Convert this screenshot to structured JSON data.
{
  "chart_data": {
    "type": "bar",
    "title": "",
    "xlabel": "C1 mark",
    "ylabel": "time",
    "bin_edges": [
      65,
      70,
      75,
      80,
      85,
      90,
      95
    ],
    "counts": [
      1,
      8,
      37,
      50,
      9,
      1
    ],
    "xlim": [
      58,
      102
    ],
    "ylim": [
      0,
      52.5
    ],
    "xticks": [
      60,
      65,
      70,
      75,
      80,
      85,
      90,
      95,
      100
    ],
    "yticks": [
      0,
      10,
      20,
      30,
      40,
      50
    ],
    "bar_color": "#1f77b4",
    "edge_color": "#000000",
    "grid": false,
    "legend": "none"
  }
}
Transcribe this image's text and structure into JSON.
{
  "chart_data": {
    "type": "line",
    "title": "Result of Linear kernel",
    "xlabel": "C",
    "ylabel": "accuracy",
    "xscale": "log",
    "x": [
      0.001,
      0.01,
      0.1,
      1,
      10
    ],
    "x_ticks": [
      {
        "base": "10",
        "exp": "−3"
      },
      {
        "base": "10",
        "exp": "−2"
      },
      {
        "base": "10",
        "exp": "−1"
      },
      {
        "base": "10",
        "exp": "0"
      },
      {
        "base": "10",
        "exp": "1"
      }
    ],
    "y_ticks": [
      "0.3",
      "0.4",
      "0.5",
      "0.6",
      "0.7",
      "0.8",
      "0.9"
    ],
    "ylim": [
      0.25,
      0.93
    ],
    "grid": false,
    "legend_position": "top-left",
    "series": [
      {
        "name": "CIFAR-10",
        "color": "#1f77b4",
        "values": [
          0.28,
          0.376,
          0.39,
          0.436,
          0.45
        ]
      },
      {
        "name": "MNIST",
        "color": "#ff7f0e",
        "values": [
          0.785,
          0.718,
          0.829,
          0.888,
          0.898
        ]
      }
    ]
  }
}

● ● ●

Challenge.
All of the entries above should be written out again exactly.

Output of the task.
Convert this screenshot to structured JSON data.
{
  "chart_data": {
    "type": "bar",
    "title": "",
    "xlabel": "C1 mark",
    "ylabel": "time",
    "bin_edges": [
      65,
      70,
      75,
      80,
      85,
      90,
      95
    ],
    "counts": [
      1,
      8,
      37,
      50,
      9,
      1
    ],
    "xlim": [
      58,
      102
    ],
    "ylim": [
      0,
      52.5
    ],
    "xticks": [
      60,
      65,
      70,
      75,
      80,
      85,
      90,
      95,
      100
    ],
    "yticks": [
      0,
      10,
      20,
      30,
      40,
      50
    ],
    "bar_color": "#1f77b4",
    "edge_color": "#000000",
    "grid": false,
    "legend": "none"
  }
}
Transcribe this image's text and structure into JSON.
{
  "chart_data": {
    "type": "line",
    "title": "Result of Linear kernel",
    "xlabel": "C",
    "ylabel": "accuracy",
    "xscale": "log",
    "x": [
      0.001,
      0.01,
      0.1,
      1,
      10
    ],
    "x_ticks": [
      {
        "base": "10",
        "exp": "−3"
      },
      {
        "base": "10",
        "exp": "−2"
      },
      {
        "base": "10",
        "exp": "−1"
      },
      {
        "base": "10",
        "exp": "0"
      },
      {
        "base": "10",
        "exp": "1"
      }
    ],
    "y_ticks": [
      "0.3",
      "0.4",
      "0.5",
      "0.6",
      "0.7",
      "0.8",
      "0.9"
    ],
    "ylim": [
      0.25,
      0.93
    ],
    "grid": false,
    "legend_position": "top-left",
    "series": [
      {
        "name": "CIFAR-10",
        "color": "#1f77b4",
        "values": [
          0.28,
          0.376,
          0.39,
          0.436,
          0.45
        ]
      },
      {
        "name": "MNIST",
        "color": "#ff7f0e",
        "values": [
          0.785,
          0.718,
          0.829,
          0.888,
          0.898
        ]
      }
    ]
  }
}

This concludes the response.